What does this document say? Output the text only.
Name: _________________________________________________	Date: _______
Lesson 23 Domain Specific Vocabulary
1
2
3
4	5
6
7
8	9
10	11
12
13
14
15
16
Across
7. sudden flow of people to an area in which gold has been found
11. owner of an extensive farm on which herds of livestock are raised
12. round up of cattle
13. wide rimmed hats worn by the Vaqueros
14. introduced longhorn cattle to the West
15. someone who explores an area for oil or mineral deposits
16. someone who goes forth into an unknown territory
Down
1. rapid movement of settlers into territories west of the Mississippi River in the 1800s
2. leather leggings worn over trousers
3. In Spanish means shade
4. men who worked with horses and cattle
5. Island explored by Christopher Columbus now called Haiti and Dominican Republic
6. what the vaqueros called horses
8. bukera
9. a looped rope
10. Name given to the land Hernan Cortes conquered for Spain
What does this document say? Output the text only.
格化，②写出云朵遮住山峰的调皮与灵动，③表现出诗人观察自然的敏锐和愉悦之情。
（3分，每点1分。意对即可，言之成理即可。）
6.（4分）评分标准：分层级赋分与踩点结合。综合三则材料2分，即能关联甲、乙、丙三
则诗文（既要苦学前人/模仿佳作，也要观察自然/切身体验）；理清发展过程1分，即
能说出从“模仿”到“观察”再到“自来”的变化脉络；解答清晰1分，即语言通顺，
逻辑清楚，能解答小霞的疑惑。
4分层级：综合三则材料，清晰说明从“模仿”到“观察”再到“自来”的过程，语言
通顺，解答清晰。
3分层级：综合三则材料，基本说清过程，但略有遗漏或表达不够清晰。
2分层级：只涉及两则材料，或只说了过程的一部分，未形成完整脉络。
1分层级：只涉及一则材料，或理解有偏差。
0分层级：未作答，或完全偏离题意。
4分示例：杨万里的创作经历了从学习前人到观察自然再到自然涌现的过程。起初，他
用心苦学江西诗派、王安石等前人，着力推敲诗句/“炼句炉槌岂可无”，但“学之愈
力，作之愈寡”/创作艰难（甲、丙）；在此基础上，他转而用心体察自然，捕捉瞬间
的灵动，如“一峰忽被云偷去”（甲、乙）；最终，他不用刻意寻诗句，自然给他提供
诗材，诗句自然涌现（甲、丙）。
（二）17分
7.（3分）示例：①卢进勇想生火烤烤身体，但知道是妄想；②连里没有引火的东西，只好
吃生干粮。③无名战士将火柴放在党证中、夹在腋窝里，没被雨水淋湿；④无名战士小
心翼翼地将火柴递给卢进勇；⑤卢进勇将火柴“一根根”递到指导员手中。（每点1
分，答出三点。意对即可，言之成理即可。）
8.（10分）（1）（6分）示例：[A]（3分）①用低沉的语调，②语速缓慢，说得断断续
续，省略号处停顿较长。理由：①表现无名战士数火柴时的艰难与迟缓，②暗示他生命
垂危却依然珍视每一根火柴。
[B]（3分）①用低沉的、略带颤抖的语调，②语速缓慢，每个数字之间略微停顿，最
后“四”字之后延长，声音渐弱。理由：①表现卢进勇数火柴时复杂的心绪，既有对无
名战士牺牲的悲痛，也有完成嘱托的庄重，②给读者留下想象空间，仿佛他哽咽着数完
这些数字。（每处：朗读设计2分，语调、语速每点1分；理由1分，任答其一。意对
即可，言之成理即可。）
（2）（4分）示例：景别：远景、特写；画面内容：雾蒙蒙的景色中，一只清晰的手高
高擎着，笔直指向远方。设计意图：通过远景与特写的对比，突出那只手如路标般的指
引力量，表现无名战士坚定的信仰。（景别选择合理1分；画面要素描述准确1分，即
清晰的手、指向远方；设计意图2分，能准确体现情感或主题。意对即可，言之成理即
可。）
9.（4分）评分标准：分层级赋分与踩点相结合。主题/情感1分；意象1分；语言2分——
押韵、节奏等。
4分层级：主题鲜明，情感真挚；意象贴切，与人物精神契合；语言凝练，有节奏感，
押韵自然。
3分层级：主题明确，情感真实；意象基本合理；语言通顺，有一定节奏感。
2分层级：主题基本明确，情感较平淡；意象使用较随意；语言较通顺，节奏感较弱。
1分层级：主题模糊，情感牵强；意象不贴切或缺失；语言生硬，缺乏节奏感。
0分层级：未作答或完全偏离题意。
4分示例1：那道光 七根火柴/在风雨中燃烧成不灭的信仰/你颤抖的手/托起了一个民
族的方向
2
━━━━━━━━━━━━━━━━
_WHAT YOU HAVE TO DO_: Return all lines containing "worn".

_OUTPUT FOR THIS TASK_:
13. wide rimmed hats worn by the Vaqueros
2. leather leggings worn over trousers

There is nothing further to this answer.